Input data
○ ○ ○ ○ ○ ○ ○

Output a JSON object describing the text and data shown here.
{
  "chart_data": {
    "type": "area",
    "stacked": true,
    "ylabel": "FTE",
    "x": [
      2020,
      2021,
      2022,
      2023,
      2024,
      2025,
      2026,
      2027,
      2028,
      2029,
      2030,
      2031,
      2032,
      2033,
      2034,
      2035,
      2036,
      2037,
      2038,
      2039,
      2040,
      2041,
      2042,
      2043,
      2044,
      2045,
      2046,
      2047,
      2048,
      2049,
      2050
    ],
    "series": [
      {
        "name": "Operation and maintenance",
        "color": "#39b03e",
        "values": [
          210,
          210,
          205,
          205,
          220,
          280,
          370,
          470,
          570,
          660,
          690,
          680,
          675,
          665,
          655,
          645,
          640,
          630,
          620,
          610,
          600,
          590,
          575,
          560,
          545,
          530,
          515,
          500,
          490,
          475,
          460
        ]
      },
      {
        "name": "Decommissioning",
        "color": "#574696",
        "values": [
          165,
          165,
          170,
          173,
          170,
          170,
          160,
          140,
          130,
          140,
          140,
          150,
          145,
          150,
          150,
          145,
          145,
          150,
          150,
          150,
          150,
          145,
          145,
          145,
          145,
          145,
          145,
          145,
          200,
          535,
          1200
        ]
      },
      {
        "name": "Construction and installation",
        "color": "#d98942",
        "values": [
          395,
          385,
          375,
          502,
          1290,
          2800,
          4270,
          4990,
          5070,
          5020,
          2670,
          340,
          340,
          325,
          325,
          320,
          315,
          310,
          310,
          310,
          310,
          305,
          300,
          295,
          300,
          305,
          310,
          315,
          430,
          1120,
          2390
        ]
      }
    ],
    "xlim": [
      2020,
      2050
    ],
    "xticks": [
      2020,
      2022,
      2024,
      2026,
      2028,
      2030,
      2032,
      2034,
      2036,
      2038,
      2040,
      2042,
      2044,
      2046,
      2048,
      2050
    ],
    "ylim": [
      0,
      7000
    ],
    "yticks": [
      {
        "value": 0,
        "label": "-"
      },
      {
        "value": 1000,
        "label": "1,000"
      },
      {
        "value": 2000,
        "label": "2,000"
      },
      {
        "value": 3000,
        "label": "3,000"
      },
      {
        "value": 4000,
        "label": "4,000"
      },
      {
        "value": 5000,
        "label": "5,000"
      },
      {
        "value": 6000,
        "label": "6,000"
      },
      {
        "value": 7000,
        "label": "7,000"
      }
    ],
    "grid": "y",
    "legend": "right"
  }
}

○ ○ ○ ○ ○ ○ ○

Problem requirements
Answer with a single number: the count of lines holding the word "name".

Response
3